(Records excerpted from a collection)
============

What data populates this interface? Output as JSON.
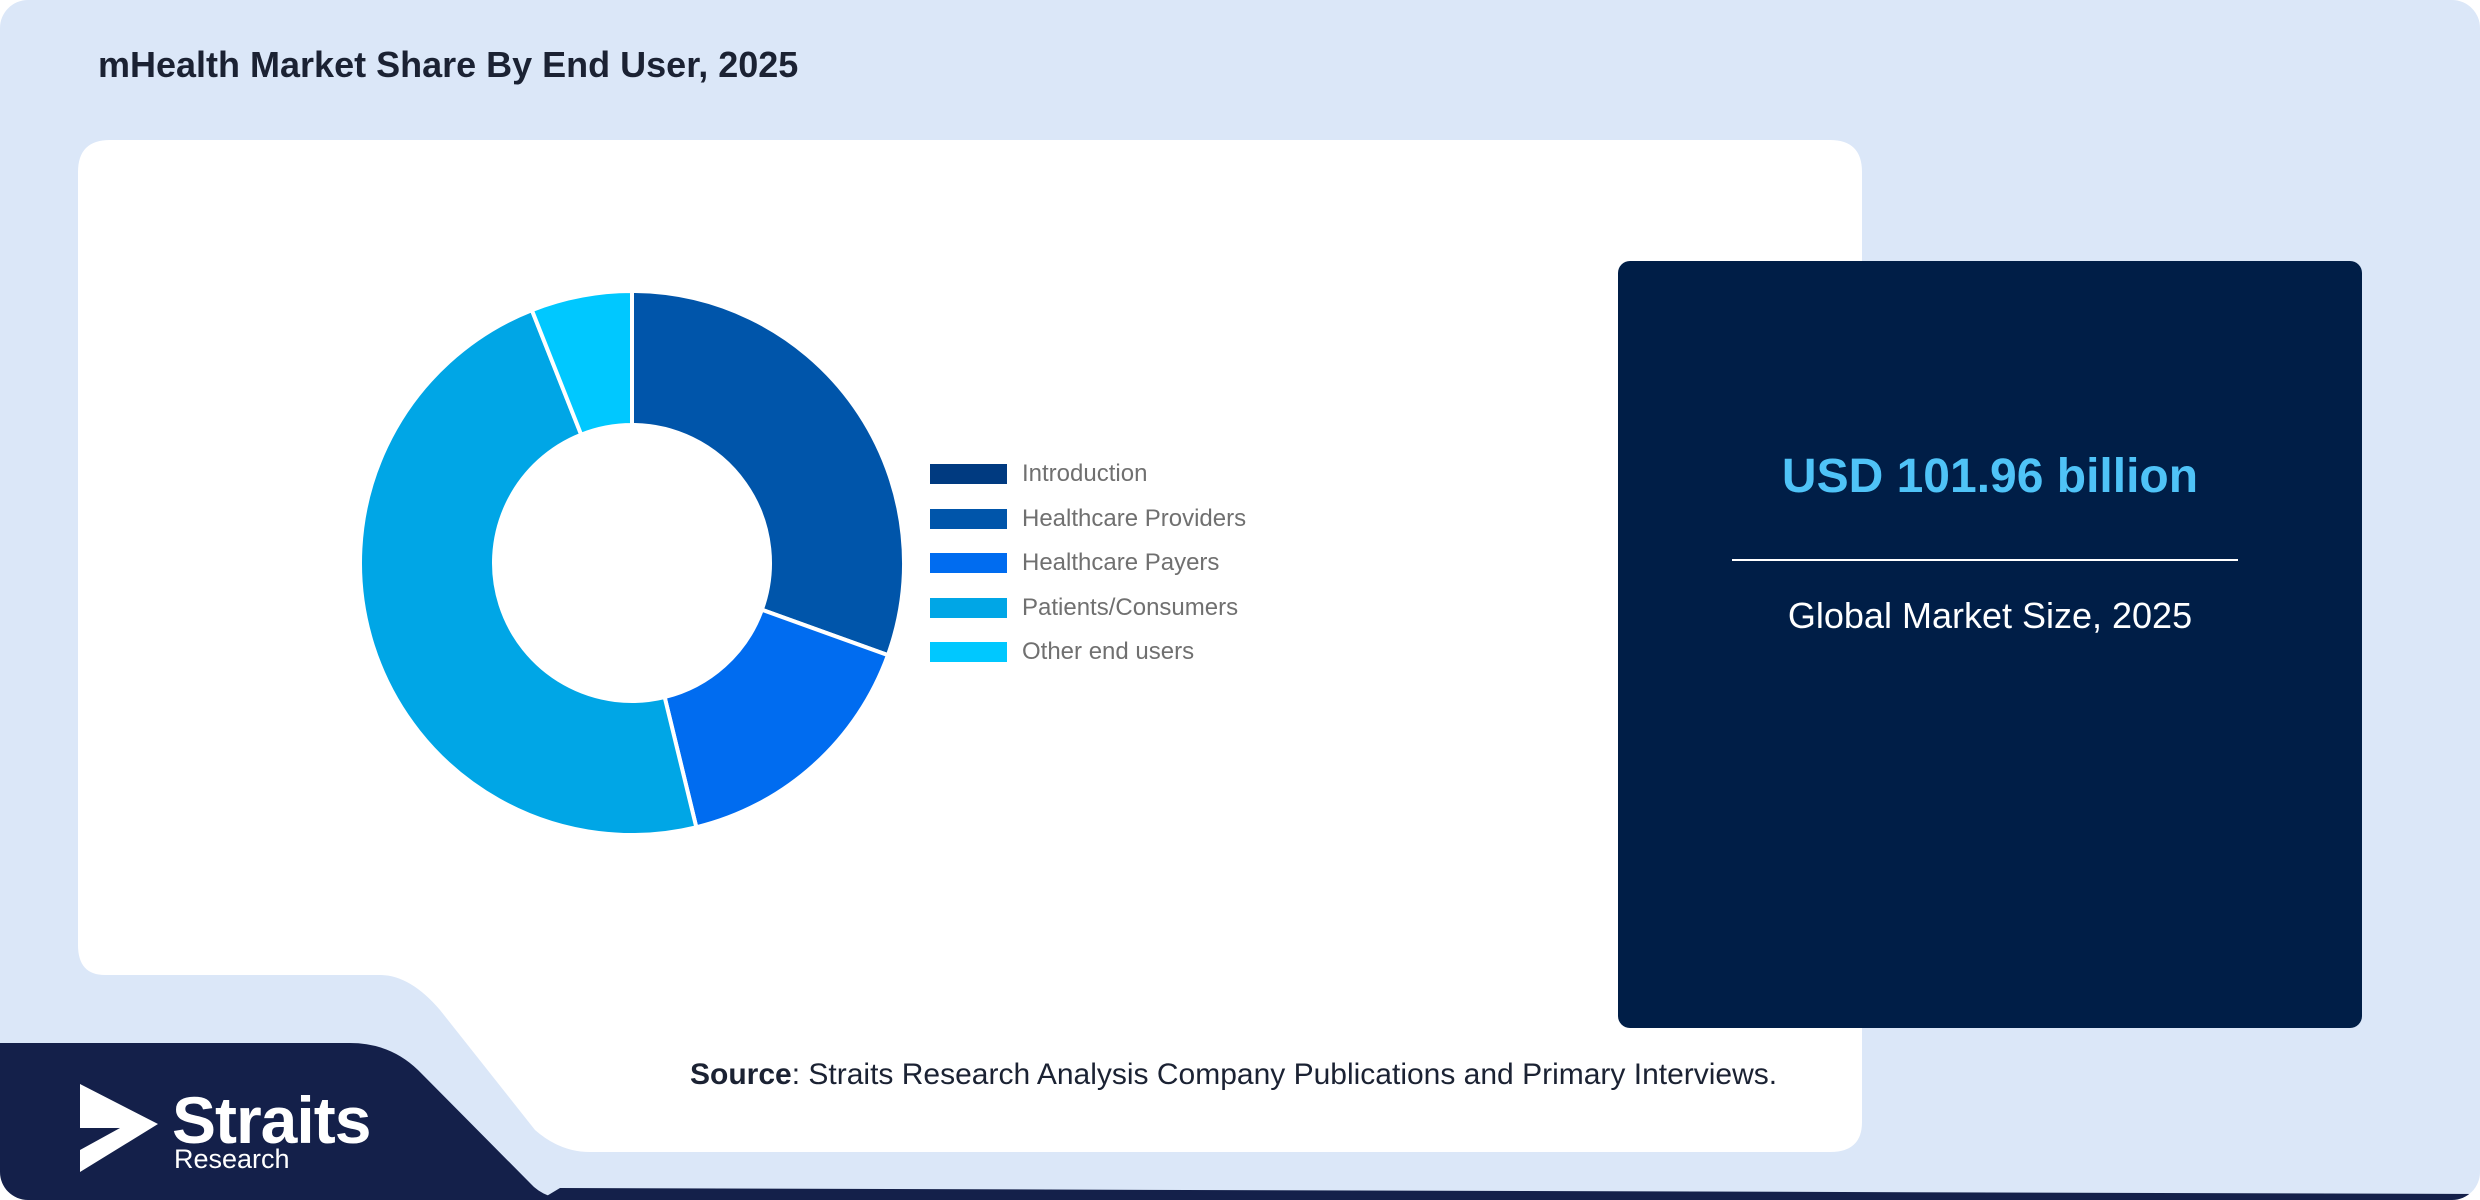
{
  "title": "mHealth Market Share By End User, 2025",
  "chart_data": {
    "type": "pie",
    "variant": "donut",
    "categories": [
      "Introduction",
      "Healthcare Providers",
      "Healthcare Payers",
      "Patients/Consumers",
      "Other end users"
    ],
    "values": [
      0,
      30.5,
      15.7,
      47.8,
      6.0
    ],
    "colors": [
      "#003a80",
      "#0055aa",
      "#006cf0",
      "#00a6e6",
      "#00c8ff"
    ],
    "legend_position": "right"
  },
  "stat_panel": {
    "value": "USD 101.96 billion",
    "label": "Global Market Size, 2025"
  },
  "source": {
    "label": "Source",
    "text": ": Straits Research Analysis Company Publications and Primary Interviews."
  },
  "logo": {
    "name": "Straits",
    "sub": "Research"
  },
  "colors": {
    "background": "#dbe7f8",
    "card": "#ffffff",
    "panel": "#001e47",
    "accent": "#4fc3f7",
    "footer_band": "#14204a"
  }
}
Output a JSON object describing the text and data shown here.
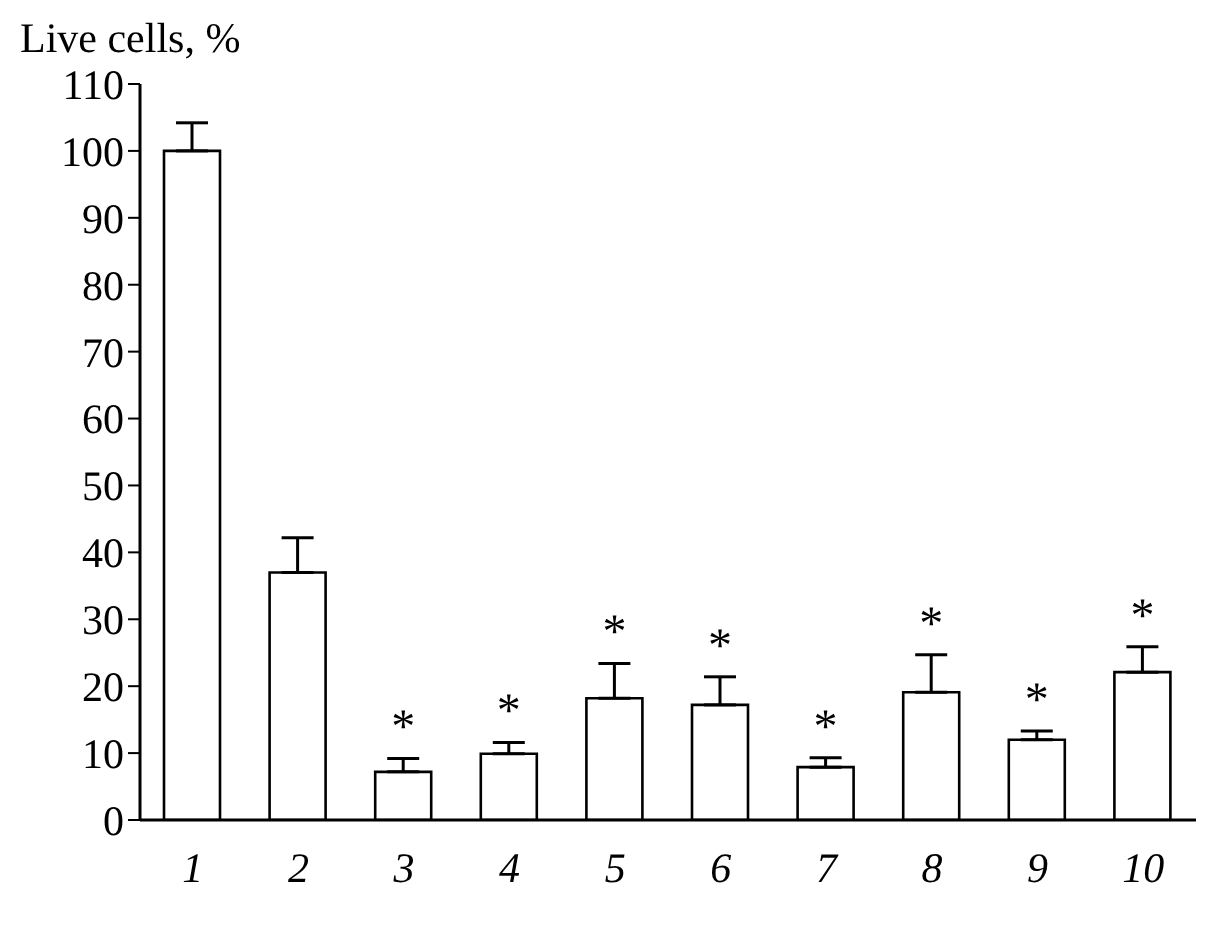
{
  "chart_data": {
    "type": "bar",
    "ylabel": "Live cells, %",
    "categories": [
      "1",
      "2",
      "3",
      "4",
      "5",
      "6",
      "7",
      "8",
      "9",
      "10"
    ],
    "values": [
      100,
      37,
      7.2,
      9.9,
      18.2,
      17.2,
      7.9,
      19.1,
      12,
      22.1
    ],
    "errors": [
      [
        100,
        104.2
      ],
      [
        37,
        42.2
      ],
      [
        7.2,
        9.2
      ],
      [
        9.9,
        11.6
      ],
      [
        18.2,
        23.4
      ],
      [
        17.2,
        21.4
      ],
      [
        7.9,
        9.3
      ],
      [
        19.1,
        24.7
      ],
      [
        12,
        13.3
      ],
      [
        22.1,
        25.9
      ]
    ],
    "value_labels": [
      null,
      null,
      "*",
      "*",
      "*",
      "*",
      "*",
      "*",
      "*",
      "*"
    ],
    "color": "#ffffff",
    "ylim": [
      0,
      110
    ],
    "yticks": [
      0,
      10,
      20,
      30,
      40,
      50,
      60,
      70,
      80,
      90,
      100,
      110
    ],
    "grid": false,
    "legend": false
  }
}
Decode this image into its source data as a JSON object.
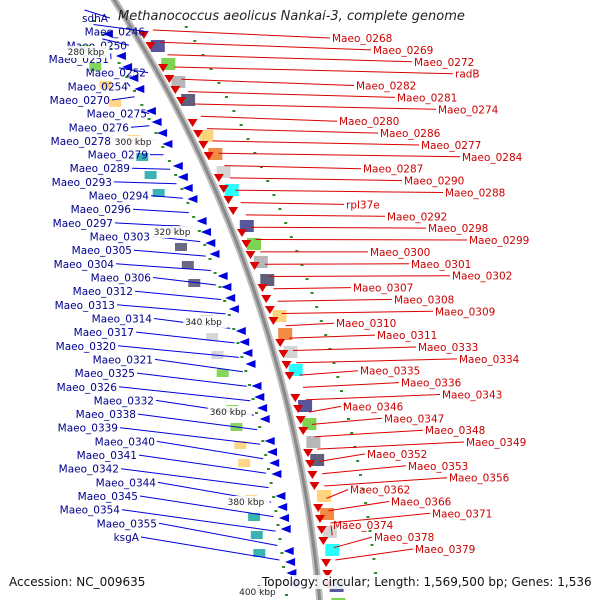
{
  "title": "Methanococcus aeolicus Nankai-3, complete genome",
  "accession": "Accession: NC_009635",
  "summary": "Topology: circular; Length: 1,569,500 bp; Genes: 1,536",
  "colors": {
    "forward": "#0000dd",
    "reverse": "#dd0000",
    "left_label": "#00008b",
    "right_label": "#cc0000",
    "backbone": "#888888",
    "tick": "#2d8a2d"
  },
  "scale_labels": [
    "280 kbp",
    "300 kbp",
    "320 kbp",
    "340 kbp",
    "360 kbp",
    "380 kbp",
    "400 kbp"
  ],
  "left_genes": [
    "sdhA",
    "Maeo_0246",
    "Maeo_0250",
    "Maeo_0251",
    "Maeo_0252",
    "Maeo_0254",
    "Maeo_0270",
    "Maeo_0275",
    "Maeo_0276",
    "Maeo_0278",
    "Maeo_0279",
    "Maeo_0289",
    "Maeo_0293",
    "Maeo_0294",
    "Maeo_0296",
    "Maeo_0297",
    "Maeo_0303",
    "Maeo_0305",
    "Maeo_0304",
    "Maeo_0306",
    "Maeo_0312",
    "Maeo_0313",
    "Maeo_0314",
    "Maeo_0317",
    "Maeo_0320",
    "Maeo_0321",
    "Maeo_0325",
    "Maeo_0326",
    "Maeo_0332",
    "Maeo_0338",
    "Maeo_0339",
    "Maeo_0340",
    "Maeo_0341",
    "Maeo_0342",
    "Maeo_0344",
    "Maeo_0345",
    "Maeo_0354",
    "Maeo_0355",
    "ksgA"
  ],
  "right_genes": [
    "Maeo_0268",
    "Maeo_0269",
    "Maeo_0272",
    "radB",
    "Maeo_0282",
    "Maeo_0281",
    "Maeo_0274",
    "Maeo_0280",
    "Maeo_0286",
    "Maeo_0277",
    "Maeo_0284",
    "Maeo_0287",
    "Maeo_0290",
    "Maeo_0288",
    "rpl37e",
    "Maeo_0292",
    "Maeo_0298",
    "Maeo_0299",
    "Maeo_0300",
    "Maeo_0301",
    "Maeo_0302",
    "Maeo_0307",
    "Maeo_0308",
    "Maeo_0309",
    "Maeo_0310",
    "Maeo_0311",
    "Maeo_0333",
    "Maeo_0334",
    "Maeo_0335",
    "Maeo_0336",
    "Maeo_0343",
    "Maeo_0346",
    "Maeo_0347",
    "Maeo_0348",
    "Maeo_0349",
    "Maeo_0352",
    "Maeo_0353",
    "Maeo_0356",
    "Maeo_0362",
    "Maeo_0366",
    "Maeo_0371",
    "Maeo_0374",
    "Maeo_0378",
    "Maeo_0379"
  ]
}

============

Please copy the data shown above, line by line and exactly, omitting the images.

SOLUTION TO THE EXERCISE:
What data populates this interface? Output as JSON.
{
  "title": "mHealth Market Share By End User, 2025",
  "chart_data": {
    "type": "pie",
    "variant": "donut",
    "categories": [
      "Introduction",
      "Healthcare Providers",
      "Healthcare Payers",
      "Patients/Consumers",
      "Other end users"
    ],
    "values": [
      0,
      30.5,
      15.7,
      47.8,
      6.0
    ],
    "colors": [
      "#003a80",
      "#0055aa",
      "#006cf0",
      "#00a6e6",
      "#00c8ff"
    ],
    "legend_position": "right"
  },
  "stat_panel": {
    "value": "USD 101.96 billion",
    "label": "Global Market Size, 2025"
  },
  "source": {
    "label": "Source",
    "text": ": Straits Research Analysis Company Publications and Primary Interviews."
  },
  "logo": {
    "name": "Straits",
    "sub": "Research"
  },
  "colors": {
    "background": "#dbe7f8",
    "card": "#ffffff",
    "panel": "#001e47",
    "accent": "#4fc3f7",
    "footer_band": "#14204a"
  }
}
Output a JSON object describing the text and data shown here.
{
  "chart_data": {
    "type": "bar",
    "ylabel": "Live cells, %",
    "categories": [
      "1",
      "2",
      "3",
      "4",
      "5",
      "6",
      "7",
      "8",
      "9",
      "10"
    ],
    "values": [
      100,
      37,
      7.2,
      9.9,
      18.2,
      17.2,
      7.9,
      19.1,
      12,
      22.1
    ],
    "errors": [
      [
        100,
        104.2
      ],
      [
        37,
        42.2
      ],
      [
        7.2,
        9.2
      ],
      [
        9.9,
        11.6
      ],
      [
        18.2,
        23.4
      ],
      [
        17.2,
        21.4
      ],
      [
        7.9,
        9.3
      ],
      [
        19.1,
        24.7
      ],
      [
        12,
        13.3
      ],
      [
        22.1,
        25.9
      ]
    ],
    "value_labels": [
      null,
      null,
      "*",
      "*",
      "*",
      "*",
      "*",
      "*",
      "*",
      "*"
    ],
    "color": "#ffffff",
    "ylim": [
      0,
      110
    ],
    "yticks": [
      0,
      10,
      20,
      30,
      40,
      50,
      60,
      70,
      80,
      90,
      100,
      110
    ],
    "grid": false,
    "legend": false
  }
}
Decode this image into its source data as a JSON object.
{
  "title": "Methanococcus aeolicus Nankai-3, complete genome",
  "accession": "Accession: NC_009635",
  "summary": "Topology: circular; Length: 1,569,500 bp; Genes: 1,536",
  "colors": {
    "forward": "#0000dd",
    "reverse": "#dd0000",
    "left_label": "#00008b",
    "right_label": "#cc0000",
    "backbone": "#888888",
    "tick": "#2d8a2d"
  },
  "scale_labels": [
    "280 kbp",
    "300 kbp",
    "320 kbp",
    "340 kbp",
    "360 kbp",
    "380 kbp",
    "400 kbp"
  ],
  "left_genes": [
    "sdhA",
    "Maeo_0246",
    "Maeo_0250",
    "Maeo_0251",
    "Maeo_0252",
    "Maeo_0254",
    "Maeo_0270",
    "Maeo_0275",
    "Maeo_0276",
    "Maeo_0278",
    "Maeo_0279",
    "Maeo_0289",
    "Maeo_0293",
    "Maeo_0294",
    "Maeo_0296",
    "Maeo_0297",
    "Maeo_0303",
    "Maeo_0305",
    "Maeo_0304",
    "Maeo_0306",
    "Maeo_0312",
    "Maeo_0313",
    "Maeo_0314",
    "Maeo_0317",
    "Maeo_0320",
    "Maeo_0321",
    "Maeo_0325",
    "Maeo_0326",
    "Maeo_0332",
    "Maeo_0338",
    "Maeo_0339",
    "Maeo_0340",
    "Maeo_0341",
    "Maeo_0342",
    "Maeo_0344",
    "Maeo_0345",
    "Maeo_0354",
    "Maeo_0355",
    "ksgA"
  ],
  "right_genes": [
    "Maeo_0268",
    "Maeo_0269",
    "Maeo_0272",
    "radB",
    "Maeo_0282",
    "Maeo_0281",
    "Maeo_0274",
    "Maeo_0280",
    "Maeo_0286",
    "Maeo_0277",
    "Maeo_0284",
    "Maeo_0287",
    "Maeo_0290",
    "Maeo_0288",
    "rpl37e",
    "Maeo_0292",
    "Maeo_0298",
    "Maeo_0299",
    "Maeo_0300",
    "Maeo_0301",
    "Maeo_0302",
    "Maeo_0307",
    "Maeo_0308",
    "Maeo_0309",
    "Maeo_0310",
    "Maeo_0311",
    "Maeo_0333",
    "Maeo_0334",
    "Maeo_0335",
    "Maeo_0336",
    "Maeo_0343",
    "Maeo_0346",
    "Maeo_0347",
    "Maeo_0348",
    "Maeo_0349",
    "Maeo_0352",
    "Maeo_0353",
    "Maeo_0356",
    "Maeo_0362",
    "Maeo_0366",
    "Maeo_0371",
    "Maeo_0374",
    "Maeo_0378",
    "Maeo_0379"
  ]
}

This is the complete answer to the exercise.